#### 読む文章

高橋さんは、豆腐の原料にこだわる一方で、製造方法や配送ルートを見直し、人件費の削減や価格改定などを行い、ようやく利益が出始めたいま、新たな施策として「直販とEC販売の強化」を考えています。しかし、現在もスーパーなどの卸が95%を占めていること、さらにはEC販売に不可欠なSNSが全く手付かずの状態だと話しました。
そんな高橋さんに対して、健康志向が進む昨今、世界的にみても豆腐のポテンシャルは高いと参加者たちは諭し、その中でほかとは異なる施策が必要ではないかとアドバイスを送りました。その一つがオーダーメイドによる豆腐販売。これなら付加価値があるので、高価格帯での販売が可能になるかもしれないと、早くも現実的なアイデアが寄せられています。
ヘルシー志向の高まりを受けて、世界的に注目を集める「豆腐」。絶好の機会に高橋さんが仕掛ける一手とは?

########
#### 提供された情報

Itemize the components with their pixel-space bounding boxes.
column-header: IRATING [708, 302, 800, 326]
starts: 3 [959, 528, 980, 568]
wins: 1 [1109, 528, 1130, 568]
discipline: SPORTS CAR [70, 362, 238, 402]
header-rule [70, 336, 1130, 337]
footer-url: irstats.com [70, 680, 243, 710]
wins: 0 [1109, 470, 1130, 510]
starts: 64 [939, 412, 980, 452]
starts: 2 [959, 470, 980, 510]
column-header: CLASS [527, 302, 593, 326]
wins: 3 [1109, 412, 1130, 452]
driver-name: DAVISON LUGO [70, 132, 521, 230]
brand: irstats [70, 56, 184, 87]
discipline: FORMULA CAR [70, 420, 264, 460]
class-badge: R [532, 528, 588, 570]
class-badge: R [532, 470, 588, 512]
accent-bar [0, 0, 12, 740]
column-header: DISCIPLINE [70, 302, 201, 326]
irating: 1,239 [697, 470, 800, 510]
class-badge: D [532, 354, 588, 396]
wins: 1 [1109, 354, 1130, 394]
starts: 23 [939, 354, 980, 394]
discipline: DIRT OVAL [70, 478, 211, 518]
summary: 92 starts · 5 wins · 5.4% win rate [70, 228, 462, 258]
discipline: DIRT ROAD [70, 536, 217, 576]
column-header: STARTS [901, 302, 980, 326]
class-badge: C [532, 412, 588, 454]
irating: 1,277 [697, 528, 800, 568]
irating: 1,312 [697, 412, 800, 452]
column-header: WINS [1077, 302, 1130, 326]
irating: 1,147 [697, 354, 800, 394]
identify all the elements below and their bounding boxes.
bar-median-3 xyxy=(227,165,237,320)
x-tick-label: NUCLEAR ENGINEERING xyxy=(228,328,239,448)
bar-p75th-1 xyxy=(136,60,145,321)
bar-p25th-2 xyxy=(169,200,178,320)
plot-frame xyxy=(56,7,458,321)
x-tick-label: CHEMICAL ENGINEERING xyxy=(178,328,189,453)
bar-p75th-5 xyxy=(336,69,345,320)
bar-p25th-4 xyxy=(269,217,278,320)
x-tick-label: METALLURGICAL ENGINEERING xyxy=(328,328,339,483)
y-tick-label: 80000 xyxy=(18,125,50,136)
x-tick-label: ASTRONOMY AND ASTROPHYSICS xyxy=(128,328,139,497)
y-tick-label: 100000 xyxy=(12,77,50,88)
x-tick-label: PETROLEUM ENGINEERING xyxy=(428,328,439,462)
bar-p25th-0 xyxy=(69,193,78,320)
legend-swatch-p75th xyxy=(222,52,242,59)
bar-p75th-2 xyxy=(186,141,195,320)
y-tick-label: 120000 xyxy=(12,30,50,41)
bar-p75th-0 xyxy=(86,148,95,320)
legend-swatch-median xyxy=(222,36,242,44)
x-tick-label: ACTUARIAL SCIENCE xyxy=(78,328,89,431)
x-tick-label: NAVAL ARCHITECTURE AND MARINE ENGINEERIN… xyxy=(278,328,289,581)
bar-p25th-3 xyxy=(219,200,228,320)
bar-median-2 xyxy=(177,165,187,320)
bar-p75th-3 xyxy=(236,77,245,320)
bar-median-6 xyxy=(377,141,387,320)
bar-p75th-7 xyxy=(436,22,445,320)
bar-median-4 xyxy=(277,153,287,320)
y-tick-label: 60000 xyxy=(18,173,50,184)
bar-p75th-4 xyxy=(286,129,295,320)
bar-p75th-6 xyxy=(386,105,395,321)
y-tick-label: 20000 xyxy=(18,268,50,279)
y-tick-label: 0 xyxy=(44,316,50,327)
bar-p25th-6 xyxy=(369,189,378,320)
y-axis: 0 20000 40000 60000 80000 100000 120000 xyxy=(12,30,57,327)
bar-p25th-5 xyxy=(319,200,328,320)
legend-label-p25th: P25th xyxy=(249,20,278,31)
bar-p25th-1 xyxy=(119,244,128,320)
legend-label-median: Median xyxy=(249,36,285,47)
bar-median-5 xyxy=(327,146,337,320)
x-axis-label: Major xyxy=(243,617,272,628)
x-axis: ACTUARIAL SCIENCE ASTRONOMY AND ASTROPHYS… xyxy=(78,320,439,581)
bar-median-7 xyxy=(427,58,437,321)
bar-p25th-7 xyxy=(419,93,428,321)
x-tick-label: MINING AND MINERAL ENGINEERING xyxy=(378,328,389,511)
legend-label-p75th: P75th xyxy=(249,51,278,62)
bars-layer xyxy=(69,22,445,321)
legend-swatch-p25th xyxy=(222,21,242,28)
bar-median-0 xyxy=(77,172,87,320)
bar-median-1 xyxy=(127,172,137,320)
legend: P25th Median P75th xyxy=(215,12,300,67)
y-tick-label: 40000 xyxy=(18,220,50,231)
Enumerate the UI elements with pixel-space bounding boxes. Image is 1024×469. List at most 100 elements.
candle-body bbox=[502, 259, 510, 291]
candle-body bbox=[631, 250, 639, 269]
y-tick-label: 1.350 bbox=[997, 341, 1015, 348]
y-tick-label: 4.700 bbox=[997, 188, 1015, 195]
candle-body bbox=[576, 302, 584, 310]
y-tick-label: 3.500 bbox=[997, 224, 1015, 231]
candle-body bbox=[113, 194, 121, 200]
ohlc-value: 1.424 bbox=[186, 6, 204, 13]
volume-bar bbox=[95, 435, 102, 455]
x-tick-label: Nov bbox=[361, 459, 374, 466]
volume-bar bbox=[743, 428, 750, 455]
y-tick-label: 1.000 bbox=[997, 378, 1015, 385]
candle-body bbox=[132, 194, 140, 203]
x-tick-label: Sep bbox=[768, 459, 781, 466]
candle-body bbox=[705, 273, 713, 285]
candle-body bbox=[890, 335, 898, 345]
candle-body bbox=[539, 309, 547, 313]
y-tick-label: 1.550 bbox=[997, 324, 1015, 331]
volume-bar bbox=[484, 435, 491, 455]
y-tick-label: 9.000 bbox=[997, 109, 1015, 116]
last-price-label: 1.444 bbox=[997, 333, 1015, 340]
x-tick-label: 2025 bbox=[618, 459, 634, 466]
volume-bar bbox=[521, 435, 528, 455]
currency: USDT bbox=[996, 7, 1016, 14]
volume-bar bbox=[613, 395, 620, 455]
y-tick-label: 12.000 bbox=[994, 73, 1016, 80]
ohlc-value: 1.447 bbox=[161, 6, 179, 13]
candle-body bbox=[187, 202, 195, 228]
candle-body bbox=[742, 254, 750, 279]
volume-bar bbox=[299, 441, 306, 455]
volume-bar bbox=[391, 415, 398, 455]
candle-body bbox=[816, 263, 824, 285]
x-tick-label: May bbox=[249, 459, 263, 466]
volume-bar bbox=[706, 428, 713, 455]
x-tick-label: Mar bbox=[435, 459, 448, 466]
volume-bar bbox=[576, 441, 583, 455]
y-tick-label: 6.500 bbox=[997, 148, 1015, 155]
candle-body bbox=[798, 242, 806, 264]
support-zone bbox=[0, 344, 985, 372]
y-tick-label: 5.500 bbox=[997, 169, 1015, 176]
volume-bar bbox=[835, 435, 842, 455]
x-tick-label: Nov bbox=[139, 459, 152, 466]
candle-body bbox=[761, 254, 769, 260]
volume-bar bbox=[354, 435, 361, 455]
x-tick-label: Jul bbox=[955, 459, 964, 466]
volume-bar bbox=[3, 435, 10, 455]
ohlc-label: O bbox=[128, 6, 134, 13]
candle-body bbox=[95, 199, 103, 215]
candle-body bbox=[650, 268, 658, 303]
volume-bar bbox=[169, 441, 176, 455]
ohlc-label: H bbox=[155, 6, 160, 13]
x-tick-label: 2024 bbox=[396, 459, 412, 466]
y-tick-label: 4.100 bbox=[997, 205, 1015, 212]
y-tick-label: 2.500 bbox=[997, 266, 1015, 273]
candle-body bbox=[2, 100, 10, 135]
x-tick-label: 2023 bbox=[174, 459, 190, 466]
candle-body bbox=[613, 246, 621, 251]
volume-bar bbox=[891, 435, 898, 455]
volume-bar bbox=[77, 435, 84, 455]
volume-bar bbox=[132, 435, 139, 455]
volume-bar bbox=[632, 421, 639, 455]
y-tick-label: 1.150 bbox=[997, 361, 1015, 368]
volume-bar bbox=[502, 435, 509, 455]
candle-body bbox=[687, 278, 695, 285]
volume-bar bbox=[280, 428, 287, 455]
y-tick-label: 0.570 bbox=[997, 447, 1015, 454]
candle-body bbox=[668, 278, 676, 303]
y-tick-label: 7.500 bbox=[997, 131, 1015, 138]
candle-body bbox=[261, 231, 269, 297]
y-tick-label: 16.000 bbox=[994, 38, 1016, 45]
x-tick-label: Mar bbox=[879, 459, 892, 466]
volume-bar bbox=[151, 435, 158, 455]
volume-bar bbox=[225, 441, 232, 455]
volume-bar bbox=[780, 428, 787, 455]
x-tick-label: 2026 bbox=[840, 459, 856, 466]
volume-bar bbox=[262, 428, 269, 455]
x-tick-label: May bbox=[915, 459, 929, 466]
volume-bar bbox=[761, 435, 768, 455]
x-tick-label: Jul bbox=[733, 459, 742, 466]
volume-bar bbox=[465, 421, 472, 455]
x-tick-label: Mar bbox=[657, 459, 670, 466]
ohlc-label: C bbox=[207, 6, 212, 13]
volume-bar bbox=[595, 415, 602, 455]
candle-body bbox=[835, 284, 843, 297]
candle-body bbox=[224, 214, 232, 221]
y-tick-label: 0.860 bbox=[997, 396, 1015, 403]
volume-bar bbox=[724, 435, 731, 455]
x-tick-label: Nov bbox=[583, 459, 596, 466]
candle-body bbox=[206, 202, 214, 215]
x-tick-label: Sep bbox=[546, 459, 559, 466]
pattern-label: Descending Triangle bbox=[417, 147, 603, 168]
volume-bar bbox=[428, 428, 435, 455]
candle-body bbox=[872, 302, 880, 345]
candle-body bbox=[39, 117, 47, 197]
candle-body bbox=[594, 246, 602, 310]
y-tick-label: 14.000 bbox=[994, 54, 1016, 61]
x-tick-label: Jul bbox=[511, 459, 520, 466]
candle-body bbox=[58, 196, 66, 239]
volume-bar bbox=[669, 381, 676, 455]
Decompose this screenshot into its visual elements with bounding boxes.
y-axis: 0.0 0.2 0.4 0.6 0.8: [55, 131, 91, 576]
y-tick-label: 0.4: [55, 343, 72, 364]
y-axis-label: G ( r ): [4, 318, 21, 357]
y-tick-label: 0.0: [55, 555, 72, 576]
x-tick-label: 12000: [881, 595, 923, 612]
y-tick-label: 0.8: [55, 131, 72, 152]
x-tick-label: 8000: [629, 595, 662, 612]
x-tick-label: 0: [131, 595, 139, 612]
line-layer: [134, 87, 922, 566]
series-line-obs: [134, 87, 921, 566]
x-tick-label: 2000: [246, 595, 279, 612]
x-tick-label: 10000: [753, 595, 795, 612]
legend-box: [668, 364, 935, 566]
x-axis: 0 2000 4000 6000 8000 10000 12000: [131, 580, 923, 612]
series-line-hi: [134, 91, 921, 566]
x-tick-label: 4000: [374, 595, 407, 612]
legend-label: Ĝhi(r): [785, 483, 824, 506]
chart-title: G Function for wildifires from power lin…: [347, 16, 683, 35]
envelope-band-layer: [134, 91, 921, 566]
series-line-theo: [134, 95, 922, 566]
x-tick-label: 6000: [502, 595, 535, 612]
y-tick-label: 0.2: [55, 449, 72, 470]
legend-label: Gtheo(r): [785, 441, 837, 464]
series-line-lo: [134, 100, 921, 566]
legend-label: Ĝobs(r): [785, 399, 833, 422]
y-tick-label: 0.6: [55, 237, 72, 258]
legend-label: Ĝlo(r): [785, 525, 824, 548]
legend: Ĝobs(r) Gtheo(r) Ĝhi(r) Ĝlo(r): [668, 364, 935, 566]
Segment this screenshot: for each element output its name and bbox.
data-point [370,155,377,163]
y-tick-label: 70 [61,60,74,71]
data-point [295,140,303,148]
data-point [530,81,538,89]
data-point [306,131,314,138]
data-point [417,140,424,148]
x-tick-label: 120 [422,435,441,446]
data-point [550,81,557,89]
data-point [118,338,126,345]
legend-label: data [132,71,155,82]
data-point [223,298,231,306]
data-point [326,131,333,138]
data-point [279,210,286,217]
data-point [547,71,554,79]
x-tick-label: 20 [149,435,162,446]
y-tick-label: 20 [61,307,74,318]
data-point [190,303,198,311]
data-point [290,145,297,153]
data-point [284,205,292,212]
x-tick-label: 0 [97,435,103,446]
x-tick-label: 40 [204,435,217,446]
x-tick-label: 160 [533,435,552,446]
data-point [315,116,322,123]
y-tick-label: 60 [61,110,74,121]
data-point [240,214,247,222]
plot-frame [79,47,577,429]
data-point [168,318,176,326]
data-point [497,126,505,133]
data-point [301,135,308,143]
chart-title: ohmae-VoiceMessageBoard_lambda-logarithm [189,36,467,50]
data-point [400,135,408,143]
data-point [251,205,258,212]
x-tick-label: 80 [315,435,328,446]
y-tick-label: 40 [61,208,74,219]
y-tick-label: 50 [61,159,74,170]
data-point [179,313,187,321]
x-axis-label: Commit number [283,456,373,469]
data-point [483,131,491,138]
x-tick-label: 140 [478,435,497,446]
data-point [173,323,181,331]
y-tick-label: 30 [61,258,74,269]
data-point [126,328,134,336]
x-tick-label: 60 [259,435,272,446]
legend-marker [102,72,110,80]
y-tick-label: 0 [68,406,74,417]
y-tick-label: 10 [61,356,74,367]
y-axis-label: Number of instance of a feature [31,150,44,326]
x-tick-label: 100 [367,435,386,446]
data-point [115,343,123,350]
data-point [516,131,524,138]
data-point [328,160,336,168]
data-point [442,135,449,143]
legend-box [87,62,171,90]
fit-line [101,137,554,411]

########

- 課題一覧
A - 豆腐の文章によると、現在スーパーなどの卸が占める割合は何%か。
B - 豆腐の文章の続きを、最後の文の後から書き進めよ。

- 期待される出力
A - 95%である。

B -
家業のアップデートへとつながる新たな取り組みに期待も高まる
約2時間にわたって開催されたキックオフ会。その中で家業イノベーターたちの課題のブラッシュアップの時間は40分と限られていたにも関わらず、参加者たちの惜しみないアドバイスはもちろん、新たなアイデアも飛び交うなど、昨年以上の熱量が期待できる内容となりました。
今後、家業イノベーターたちの課題克服のために、参加者たちの経験や知恵がどんな化学反応を巻き起こすのか。さらには、それがどのように事業のアップデートへとつながるのか。今年度のアイデアソンも大いに期待が高まります。
『家業×つくば ~家業イノベーション・アイデアソン2020~』の第1回は9月30日(水)に開催予定です。新たなビジネスが生まれるその瞬間を、ぜひ、皆さんご自身も一緒に体感してみてください。
『家業×つくば ~家業イノベーション・アイデアソン2020~』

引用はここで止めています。